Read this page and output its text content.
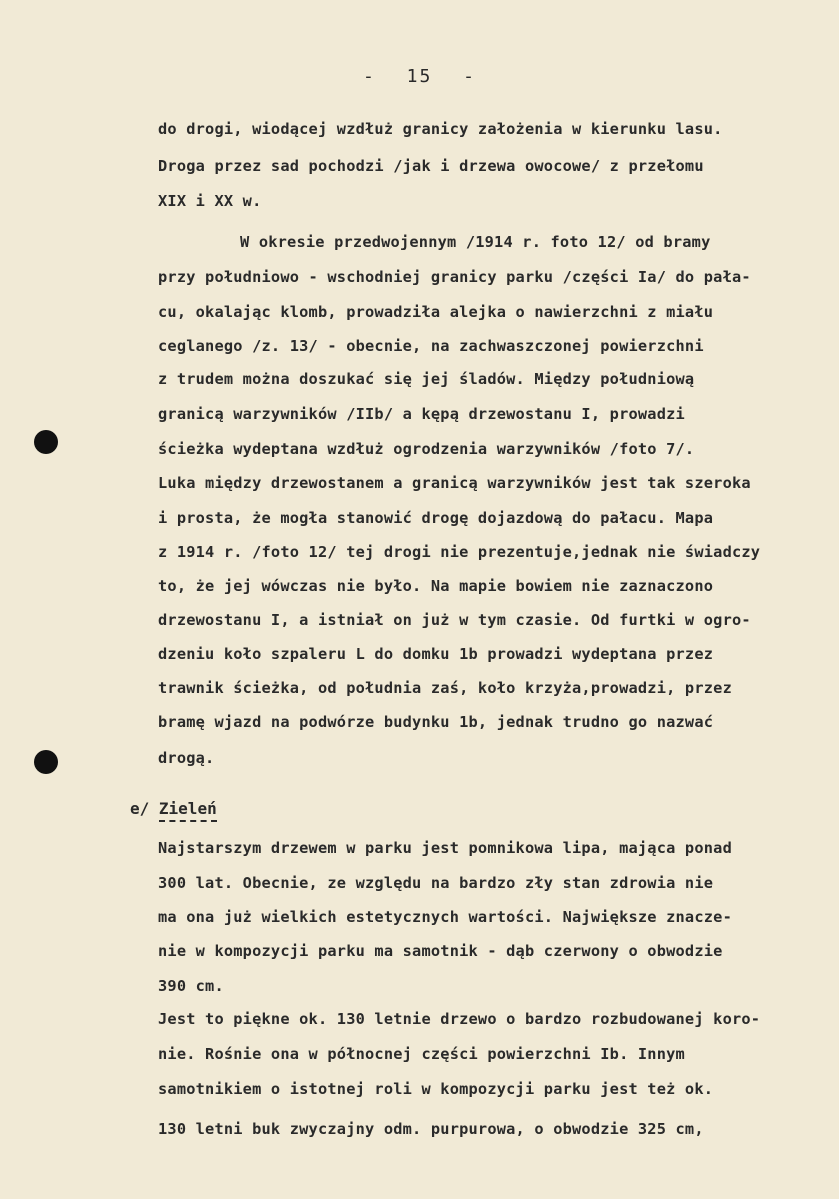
- 15 -
do drogi, wiodącej wzdłuż granicy założenia w kierunku lasu.
Droga przez sad pochodzi /jak i drzewa owocowe/ z przełomu
XIX i XX w.
W okresie przedwojennym /1914 r. foto 12/ od bramy
przy południowo - wschodniej granicy parku /części Ia/ do pała-
cu, okalając klomb, prowadziła alejka o nawierzchni z miału
ceglanego /z. 13/ - obecnie, na zachwaszczonej powierzchni
z trudem można doszukać się jej śladów. Między południową
granicą warzywników /IIb/ a kępą drzewostanu I, prowadzi
ścieżka wydeptana wzdłuż ogrodzenia warzywników /foto 7/.
Luka między drzewostanem a granicą warzywników jest tak szeroka
i prosta, że mogła stanowić drogę dojazdową do pałacu. Mapa
z 1914 r. /foto 12/ tej drogi nie prezentuje,jednak nie świadczy
to, że jej wówczas nie było. Na mapie bowiem nie zaznaczono
drzewostanu I, a istniał on już w tym czasie. Od furtki w ogro-
dzeniu koło szpaleru L do domku 1b prowadzi wydeptana przez
trawnik ścieżka, od południa zaś, koło krzyża,prowadzi, przez
bramę wjazd na podwórze budynku 1b, jednak trudno go nazwać
drogą.
e/ Zieleń
Najstarszym drzewem w parku jest pomnikowa lipa, mająca ponad
300 lat. Obecnie, ze względu na bardzo zły stan zdrowia nie
ma ona już wielkich estetycznych wartości. Największe znacze-
nie w kompozycji parku ma samotnik - dąb czerwony o obwodzie
390 cm.
Jest to piękne ok. 130 letnie drzewo o bardzo rozbudowanej koro-
nie. Rośnie ona w północnej części powierzchni Ib. Innym
samotnikiem o istotnej roli w kompozycji parku jest też ok.
130 letni buk zwyczajny odm. purpurowa, o obwodzie 325 cm,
● ● ● ● ●
#### [Problem description]
Set down the material above as is, without any pictures.

#### [Finished answer]
Read this page and output its text content.
- 15 -
do drogi, wiodącej wzdłuż granicy założenia w kierunku lasu.
Droga przez sad pochodzi /jak i drzewa owocowe/ z przełomu
XIX i XX w.
W okresie przedwojennym /1914 r. foto 12/ od bramy
przy południowo - wschodniej granicy parku /części Ia/ do pała-
cu, okalając klomb, prowadziła alejka o nawierzchni z miału
ceglanego /z. 13/ - obecnie, na zachwaszczonej powierzchni
z trudem można doszukać się jej śladów. Między południową
granicą warzywników /IIb/ a kępą drzewostanu I, prowadzi
ścieżka wydeptana wzdłuż ogrodzenia warzywników /foto 7/.
Luka między drzewostanem a granicą warzywników jest tak szeroka
i prosta, że mogła stanowić drogę dojazdową do pałacu. Mapa
z 1914 r. /foto 12/ tej drogi nie prezentuje,jednak nie świadczy
to, że jej wówczas nie było. Na mapie bowiem nie zaznaczono
drzewostanu I, a istniał on już w tym czasie. Od furtki w ogro-
dzeniu koło szpaleru L do domku 1b prowadzi wydeptana przez
trawnik ścieżka, od południa zaś, koło krzyża,prowadzi, przez
bramę wjazd na podwórze budynku 1b, jednak trudno go nazwać
drogą.
e/ Zieleń
Najstarszym drzewem w parku jest pomnikowa lipa, mająca ponad
300 lat. Obecnie, ze względu na bardzo zły stan zdrowia nie
ma ona już wielkich estetycznych wartości. Największe znacze-
nie w kompozycji parku ma samotnik - dąb czerwony o obwodzie
390 cm.
Jest to piękne ok. 130 letnie drzewo o bardzo rozbudowanej koro-
nie. Rośnie ona w północnej części powierzchni Ib. Innym
samotnikiem o istotnej roli w kompozycji parku jest też ok.
130 letni buk zwyczajny odm. purpurowa, o obwodzie 325 cm,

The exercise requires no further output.